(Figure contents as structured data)
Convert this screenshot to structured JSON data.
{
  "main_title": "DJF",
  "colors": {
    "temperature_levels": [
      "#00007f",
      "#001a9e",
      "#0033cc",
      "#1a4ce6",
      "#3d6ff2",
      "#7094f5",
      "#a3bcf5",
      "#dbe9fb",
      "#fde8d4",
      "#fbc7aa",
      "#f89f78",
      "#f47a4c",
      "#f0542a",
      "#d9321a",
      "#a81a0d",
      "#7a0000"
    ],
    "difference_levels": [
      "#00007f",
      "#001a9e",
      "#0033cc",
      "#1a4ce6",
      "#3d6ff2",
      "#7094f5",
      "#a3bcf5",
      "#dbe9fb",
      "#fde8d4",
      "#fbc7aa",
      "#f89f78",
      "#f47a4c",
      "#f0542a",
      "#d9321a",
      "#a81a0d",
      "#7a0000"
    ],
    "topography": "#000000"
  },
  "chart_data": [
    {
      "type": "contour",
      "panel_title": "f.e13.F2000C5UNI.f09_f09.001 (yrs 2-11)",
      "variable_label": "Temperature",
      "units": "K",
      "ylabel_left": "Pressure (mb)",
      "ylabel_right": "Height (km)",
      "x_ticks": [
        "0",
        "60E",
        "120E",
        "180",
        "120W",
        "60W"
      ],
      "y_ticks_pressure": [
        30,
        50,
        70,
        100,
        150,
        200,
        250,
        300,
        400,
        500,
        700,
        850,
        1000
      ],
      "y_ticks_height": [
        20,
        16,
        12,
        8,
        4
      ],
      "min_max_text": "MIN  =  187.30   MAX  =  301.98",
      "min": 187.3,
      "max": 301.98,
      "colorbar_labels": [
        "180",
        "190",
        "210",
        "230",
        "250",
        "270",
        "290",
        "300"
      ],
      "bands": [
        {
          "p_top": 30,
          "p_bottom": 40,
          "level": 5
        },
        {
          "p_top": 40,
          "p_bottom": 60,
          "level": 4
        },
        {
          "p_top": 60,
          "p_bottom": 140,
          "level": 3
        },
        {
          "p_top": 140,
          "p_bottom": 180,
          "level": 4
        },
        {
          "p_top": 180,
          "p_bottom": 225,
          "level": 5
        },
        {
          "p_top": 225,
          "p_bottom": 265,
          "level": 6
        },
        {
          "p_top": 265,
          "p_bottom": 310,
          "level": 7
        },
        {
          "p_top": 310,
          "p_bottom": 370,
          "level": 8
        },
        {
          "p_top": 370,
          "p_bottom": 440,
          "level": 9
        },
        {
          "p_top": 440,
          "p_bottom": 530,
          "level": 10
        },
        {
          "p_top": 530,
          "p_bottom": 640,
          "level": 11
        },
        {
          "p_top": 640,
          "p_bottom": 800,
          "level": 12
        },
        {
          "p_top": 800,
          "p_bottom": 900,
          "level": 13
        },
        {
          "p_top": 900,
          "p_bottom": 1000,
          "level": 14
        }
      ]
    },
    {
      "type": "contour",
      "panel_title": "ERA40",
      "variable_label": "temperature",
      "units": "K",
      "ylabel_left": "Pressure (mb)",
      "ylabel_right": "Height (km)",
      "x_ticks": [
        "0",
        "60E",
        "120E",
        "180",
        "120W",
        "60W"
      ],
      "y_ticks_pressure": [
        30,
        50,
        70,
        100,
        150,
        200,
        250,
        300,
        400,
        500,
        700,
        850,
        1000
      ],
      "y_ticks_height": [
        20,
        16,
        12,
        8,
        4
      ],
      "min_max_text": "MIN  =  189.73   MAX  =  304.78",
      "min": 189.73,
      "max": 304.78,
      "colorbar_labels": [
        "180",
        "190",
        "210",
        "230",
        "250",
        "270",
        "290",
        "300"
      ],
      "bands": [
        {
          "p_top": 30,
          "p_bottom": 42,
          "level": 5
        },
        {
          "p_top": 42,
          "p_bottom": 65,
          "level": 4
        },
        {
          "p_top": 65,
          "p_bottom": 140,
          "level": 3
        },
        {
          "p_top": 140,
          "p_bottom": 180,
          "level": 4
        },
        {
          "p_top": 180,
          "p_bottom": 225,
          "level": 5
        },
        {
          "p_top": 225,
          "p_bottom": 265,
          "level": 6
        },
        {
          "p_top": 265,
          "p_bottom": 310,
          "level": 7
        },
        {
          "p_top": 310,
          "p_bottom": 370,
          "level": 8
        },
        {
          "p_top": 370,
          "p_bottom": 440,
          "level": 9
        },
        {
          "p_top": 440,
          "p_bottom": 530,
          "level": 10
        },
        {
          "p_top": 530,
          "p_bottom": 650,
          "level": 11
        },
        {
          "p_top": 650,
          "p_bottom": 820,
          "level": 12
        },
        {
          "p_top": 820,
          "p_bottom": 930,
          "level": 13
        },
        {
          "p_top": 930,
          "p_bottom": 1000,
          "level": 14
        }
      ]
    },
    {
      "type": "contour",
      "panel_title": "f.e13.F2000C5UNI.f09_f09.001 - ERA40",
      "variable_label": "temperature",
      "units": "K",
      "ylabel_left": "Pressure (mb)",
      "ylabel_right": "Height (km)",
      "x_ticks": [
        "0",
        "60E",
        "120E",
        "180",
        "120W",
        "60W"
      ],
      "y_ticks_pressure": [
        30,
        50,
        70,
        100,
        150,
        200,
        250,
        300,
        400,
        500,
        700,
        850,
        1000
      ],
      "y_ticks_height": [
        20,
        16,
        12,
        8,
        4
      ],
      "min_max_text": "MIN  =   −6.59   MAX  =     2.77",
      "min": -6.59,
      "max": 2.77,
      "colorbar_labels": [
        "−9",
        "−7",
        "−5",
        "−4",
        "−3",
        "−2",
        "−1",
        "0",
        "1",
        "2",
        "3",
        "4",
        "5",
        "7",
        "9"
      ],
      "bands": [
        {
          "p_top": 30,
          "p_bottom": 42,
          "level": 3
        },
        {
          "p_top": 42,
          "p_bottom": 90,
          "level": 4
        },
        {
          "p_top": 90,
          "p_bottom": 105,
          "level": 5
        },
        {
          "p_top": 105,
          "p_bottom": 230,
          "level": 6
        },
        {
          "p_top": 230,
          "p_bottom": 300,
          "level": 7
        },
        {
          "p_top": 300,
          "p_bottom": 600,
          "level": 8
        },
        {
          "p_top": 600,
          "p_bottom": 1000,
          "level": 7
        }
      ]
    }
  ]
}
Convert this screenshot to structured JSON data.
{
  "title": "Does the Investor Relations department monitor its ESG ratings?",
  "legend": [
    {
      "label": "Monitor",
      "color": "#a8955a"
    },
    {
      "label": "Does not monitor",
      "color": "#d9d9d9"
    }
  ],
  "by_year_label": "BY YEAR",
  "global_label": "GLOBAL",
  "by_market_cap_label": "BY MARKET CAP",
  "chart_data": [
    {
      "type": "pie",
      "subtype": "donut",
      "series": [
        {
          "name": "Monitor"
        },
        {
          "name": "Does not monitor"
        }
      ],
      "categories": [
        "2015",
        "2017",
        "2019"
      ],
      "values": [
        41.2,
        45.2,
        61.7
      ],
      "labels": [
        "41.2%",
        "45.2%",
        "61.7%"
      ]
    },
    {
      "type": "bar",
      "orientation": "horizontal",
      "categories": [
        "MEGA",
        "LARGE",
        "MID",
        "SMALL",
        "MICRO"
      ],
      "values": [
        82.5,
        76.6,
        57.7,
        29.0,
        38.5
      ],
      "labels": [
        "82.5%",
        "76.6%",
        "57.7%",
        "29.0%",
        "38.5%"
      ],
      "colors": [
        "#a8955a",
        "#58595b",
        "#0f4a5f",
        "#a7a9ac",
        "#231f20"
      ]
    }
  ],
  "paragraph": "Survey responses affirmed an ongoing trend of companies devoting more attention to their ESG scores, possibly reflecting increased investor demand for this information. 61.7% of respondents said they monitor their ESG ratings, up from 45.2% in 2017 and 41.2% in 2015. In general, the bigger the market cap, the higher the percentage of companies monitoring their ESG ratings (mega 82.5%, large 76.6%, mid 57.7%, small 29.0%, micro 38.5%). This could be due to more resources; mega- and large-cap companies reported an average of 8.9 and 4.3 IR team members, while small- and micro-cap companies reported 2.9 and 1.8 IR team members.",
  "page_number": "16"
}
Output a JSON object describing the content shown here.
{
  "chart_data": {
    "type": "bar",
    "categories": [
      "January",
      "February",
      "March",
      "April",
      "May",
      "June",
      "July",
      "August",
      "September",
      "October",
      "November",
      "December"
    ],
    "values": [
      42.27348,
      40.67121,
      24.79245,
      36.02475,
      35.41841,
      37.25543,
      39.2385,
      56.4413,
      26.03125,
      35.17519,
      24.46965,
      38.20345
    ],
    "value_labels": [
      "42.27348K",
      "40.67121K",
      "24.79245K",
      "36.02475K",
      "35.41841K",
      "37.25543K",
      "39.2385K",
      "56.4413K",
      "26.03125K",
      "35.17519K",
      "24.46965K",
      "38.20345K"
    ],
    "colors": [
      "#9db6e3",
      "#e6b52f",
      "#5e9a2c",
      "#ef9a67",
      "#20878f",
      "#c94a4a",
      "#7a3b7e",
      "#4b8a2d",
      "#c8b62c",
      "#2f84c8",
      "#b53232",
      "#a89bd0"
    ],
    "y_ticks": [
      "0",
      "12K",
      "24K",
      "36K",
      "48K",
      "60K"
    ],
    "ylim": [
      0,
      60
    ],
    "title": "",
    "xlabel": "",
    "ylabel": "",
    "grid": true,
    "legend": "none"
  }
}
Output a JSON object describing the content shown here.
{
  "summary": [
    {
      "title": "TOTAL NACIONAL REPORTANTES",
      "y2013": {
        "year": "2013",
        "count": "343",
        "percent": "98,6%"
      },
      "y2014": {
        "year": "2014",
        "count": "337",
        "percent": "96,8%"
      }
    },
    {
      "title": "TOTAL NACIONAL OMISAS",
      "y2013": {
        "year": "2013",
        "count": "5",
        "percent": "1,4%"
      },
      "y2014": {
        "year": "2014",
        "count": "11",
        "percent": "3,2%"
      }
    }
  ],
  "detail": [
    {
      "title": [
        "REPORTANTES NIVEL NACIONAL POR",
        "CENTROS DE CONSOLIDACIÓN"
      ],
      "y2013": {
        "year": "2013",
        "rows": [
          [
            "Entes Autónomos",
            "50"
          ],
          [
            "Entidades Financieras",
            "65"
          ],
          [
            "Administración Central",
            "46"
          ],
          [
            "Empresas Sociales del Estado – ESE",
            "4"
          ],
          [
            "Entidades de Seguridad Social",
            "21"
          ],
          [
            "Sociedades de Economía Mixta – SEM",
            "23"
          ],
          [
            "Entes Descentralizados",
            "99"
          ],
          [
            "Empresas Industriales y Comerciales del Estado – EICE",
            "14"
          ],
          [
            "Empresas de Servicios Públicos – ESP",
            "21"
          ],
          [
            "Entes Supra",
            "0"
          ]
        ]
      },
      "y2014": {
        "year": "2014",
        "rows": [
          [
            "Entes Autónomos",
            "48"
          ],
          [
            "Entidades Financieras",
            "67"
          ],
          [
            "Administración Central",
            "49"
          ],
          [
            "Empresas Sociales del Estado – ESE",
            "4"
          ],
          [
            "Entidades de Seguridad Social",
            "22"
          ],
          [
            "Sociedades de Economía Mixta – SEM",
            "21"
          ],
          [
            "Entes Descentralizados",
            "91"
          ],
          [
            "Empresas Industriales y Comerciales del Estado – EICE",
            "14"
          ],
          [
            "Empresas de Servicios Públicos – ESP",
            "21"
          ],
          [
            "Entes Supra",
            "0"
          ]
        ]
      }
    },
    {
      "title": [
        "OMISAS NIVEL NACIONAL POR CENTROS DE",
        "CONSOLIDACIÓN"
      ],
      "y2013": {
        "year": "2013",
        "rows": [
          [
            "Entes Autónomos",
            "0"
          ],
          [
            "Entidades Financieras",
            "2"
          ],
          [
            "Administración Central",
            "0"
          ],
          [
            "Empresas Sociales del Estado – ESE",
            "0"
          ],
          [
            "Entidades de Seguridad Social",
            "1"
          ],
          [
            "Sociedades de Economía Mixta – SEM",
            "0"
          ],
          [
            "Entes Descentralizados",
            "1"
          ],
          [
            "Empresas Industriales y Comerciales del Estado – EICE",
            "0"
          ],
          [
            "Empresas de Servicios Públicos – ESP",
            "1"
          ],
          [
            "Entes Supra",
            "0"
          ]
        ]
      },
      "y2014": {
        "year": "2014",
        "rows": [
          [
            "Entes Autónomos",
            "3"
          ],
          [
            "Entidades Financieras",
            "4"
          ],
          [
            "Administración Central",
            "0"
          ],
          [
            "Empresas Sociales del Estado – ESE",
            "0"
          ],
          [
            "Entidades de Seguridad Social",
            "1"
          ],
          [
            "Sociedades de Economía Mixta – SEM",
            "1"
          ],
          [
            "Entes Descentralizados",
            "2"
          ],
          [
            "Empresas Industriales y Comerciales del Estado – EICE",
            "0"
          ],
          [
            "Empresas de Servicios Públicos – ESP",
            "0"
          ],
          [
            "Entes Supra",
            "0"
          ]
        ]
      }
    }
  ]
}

_GIVEN INSTRUCTION_: Every line in the data that holds "REPORTANTES" should be copied out.

_ANSWER TO THIS TASK_:
      "title": "TOTAL NACIONAL REPORTANTES",
        "REPORTANTES NIVEL NACIONAL POR",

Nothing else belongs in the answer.